[Stored records]
········
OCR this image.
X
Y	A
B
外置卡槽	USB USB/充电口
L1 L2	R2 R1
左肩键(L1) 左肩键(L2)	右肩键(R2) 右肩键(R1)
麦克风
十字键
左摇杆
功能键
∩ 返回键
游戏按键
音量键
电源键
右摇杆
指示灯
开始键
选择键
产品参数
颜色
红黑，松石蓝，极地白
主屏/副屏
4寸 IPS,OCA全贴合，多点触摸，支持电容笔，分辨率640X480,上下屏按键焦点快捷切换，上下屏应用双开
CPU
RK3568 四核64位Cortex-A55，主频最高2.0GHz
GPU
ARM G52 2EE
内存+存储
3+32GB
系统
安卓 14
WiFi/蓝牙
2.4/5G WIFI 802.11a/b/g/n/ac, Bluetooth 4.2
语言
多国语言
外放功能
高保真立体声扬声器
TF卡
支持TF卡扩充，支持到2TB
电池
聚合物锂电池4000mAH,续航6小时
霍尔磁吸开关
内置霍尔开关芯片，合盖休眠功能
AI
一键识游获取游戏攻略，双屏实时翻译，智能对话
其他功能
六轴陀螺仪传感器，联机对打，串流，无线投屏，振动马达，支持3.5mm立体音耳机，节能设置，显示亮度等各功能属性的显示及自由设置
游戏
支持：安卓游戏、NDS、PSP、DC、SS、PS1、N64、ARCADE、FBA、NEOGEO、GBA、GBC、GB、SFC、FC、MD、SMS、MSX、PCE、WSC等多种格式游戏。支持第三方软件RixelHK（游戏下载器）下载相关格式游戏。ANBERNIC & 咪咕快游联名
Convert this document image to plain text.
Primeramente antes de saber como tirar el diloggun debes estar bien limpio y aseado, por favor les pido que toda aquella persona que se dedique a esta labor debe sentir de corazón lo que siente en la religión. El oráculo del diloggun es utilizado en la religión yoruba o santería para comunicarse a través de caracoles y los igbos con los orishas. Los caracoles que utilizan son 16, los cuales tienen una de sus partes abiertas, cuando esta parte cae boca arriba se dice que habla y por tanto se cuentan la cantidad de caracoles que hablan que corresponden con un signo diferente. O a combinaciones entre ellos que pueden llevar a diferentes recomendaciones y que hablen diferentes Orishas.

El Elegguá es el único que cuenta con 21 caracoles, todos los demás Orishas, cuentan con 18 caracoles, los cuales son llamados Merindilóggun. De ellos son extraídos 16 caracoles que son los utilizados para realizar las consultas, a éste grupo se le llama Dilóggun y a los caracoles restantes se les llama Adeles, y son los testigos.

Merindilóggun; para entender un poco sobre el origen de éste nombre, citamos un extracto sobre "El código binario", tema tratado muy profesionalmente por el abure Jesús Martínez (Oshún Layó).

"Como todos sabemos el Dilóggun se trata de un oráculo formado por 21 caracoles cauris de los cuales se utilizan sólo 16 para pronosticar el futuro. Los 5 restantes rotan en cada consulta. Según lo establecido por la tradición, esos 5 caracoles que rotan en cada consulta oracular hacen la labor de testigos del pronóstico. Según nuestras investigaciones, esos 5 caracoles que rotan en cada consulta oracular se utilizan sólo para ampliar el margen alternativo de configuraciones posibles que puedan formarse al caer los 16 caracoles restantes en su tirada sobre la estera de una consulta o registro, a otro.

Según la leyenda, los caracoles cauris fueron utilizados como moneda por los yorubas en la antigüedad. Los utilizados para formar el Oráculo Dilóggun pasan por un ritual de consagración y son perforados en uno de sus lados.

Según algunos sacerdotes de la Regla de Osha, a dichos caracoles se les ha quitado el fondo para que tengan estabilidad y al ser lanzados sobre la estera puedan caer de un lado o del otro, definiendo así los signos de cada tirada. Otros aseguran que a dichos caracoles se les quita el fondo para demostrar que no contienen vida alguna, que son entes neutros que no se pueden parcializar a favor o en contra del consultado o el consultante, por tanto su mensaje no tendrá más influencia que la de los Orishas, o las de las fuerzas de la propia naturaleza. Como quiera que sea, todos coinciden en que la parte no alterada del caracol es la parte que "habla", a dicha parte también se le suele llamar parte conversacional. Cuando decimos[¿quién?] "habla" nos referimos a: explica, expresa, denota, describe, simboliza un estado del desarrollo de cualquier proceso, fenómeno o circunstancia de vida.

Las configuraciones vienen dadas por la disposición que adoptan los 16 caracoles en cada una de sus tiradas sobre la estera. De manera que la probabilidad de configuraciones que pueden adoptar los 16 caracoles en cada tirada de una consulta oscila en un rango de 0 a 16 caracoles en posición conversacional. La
········
- _Set problem_
Every line of the data above should be copied exactly.

- _Response_
OCR this image.
X
Y	A
B
外置卡槽	USB USB/充电口
L1 L2	R2 R1
左肩键(L1) 左肩键(L2)	右肩键(R2) 右肩键(R1)
麦克风
十字键
左摇杆
功能键
∩ 返回键
游戏按键
音量键
电源键
右摇杆
指示灯
开始键
选择键
产品参数
颜色
红黑，松石蓝，极地白
主屏/副屏
4寸 IPS,OCA全贴合，多点触摸，支持电容笔，分辨率640X480,上下屏按键焦点快捷切换，上下屏应用双开
CPU
RK3568 四核64位Cortex-A55，主频最高2.0GHz
GPU
ARM G52 2EE
内存+存储
3+32GB
系统
安卓 14
WiFi/蓝牙
2.4/5G WIFI 802.11a/b/g/n/ac, Bluetooth 4.2
语言
多国语言
外放功能
高保真立体声扬声器
TF卡
支持TF卡扩充，支持到2TB
电池
聚合物锂电池4000mAH,续航6小时
霍尔磁吸开关
内置霍尔开关芯片，合盖休眠功能
AI
一键识游获取游戏攻略，双屏实时翻译，智能对话
其他功能
六轴陀螺仪传感器，联机对打，串流，无线投屏，振动马达，支持3.5mm立体音耳机，节能设置，显示亮度等各功能属性的显示及自由设置
游戏
支持：安卓游戏、NDS、PSP、DC、SS、PS1、N64、ARCADE、FBA、NEOGEO、GBA、GBC、GB、SFC、FC、MD、SMS、MSX、PCE、WSC等多种格式游戏。支持第三方软件RixelHK（游戏下载器）下载相关格式游戏。ANBERNIC & 咪咕快游联名
Convert this document image to plain text.
Primeramente antes de saber como tirar el diloggun debes estar bien limpio y aseado, por favor les pido que toda aquella persona que se dedique a esta labor debe sentir de corazón lo que siente en la religión. El oráculo del diloggun es utilizado en la religión yoruba o santería para comunicarse a través de caracoles y los igbos con los orishas. Los caracoles que utilizan son 16, los cuales tienen una de sus partes abiertas, cuando esta parte cae boca arriba se dice que habla y por tanto se cuentan la cantidad de caracoles que hablan que corresponden con un signo diferente. O a combinaciones entre ellos que pueden llevar a diferentes recomendaciones y que hablen diferentes Orishas.

El Elegguá es el único que cuenta con 21 caracoles, todos los demás Orishas, cuentan con 18 caracoles, los cuales son llamados Merindilóggun. De ellos son extraídos 16 caracoles que son los utilizados para realizar las consultas, a éste grupo se le llama Dilóggun y a los caracoles restantes se les llama Adeles, y son los testigos.

Merindilóggun; para entender un poco sobre el origen de éste nombre, citamos un extracto sobre "El código binario", tema tratado muy profesionalmente por el abure Jesús Martínez (Oshún Layó).

"Como todos sabemos el Dilóggun se trata de un oráculo formado por 21 caracoles cauris de los cuales se utilizan sólo 16 para pronosticar el futuro. Los 5 restantes rotan en cada consulta. Según lo establecido por la tradición, esos 5 caracoles que rotan en cada consulta oracular hacen la labor de testigos del pronóstico. Según nuestras investigaciones, esos 5 caracoles que rotan en cada consulta oracular se utilizan sólo para ampliar el margen alternativo de configuraciones posibles que puedan formarse al caer los 16 caracoles restantes en su tirada sobre la estera de una consulta o registro, a otro.

Según la leyenda, los caracoles cauris fueron utilizados como moneda por los yorubas en la antigüedad. Los utilizados para formar el Oráculo Dilóggun pasan por un ritual de consagración y son perforados en uno de sus lados.

Según algunos sacerdotes de la Regla de Osha, a dichos caracoles se les ha quitado el fondo para que tengan estabilidad y al ser lanzados sobre la estera puedan caer de un lado o del otro, definiendo así los signos de cada tirada. Otros aseguran que a dichos caracoles se les quita el fondo para demostrar que no contienen vida alguna, que son entes neutros que no se pueden parcializar a favor o en contra del consultado o el consultante, por tanto su mensaje no tendrá más influencia que la de los Orishas, o las de las fuerzas de la propia naturaleza. Como quiera que sea, todos coinciden en que la parte no alterada del caracol es la parte que "habla", a dicha parte también se le suele llamar parte conversacional. Cuando decimos[¿quién?] "habla" nos referimos a: explica, expresa, denota, describe, simboliza un estado del desarrollo de cualquier proceso, fenómeno o circunstancia de vida.

Las configuraciones vienen dadas por la disposición que adoptan los 16 caracoles en cada una de sus tiradas sobre la estera. De manera que la probabilidad de configuraciones que pueden adoptar los 16 caracoles en cada tirada de una consulta oscila en un rango de 0 a 16 caracoles en posición conversacional. La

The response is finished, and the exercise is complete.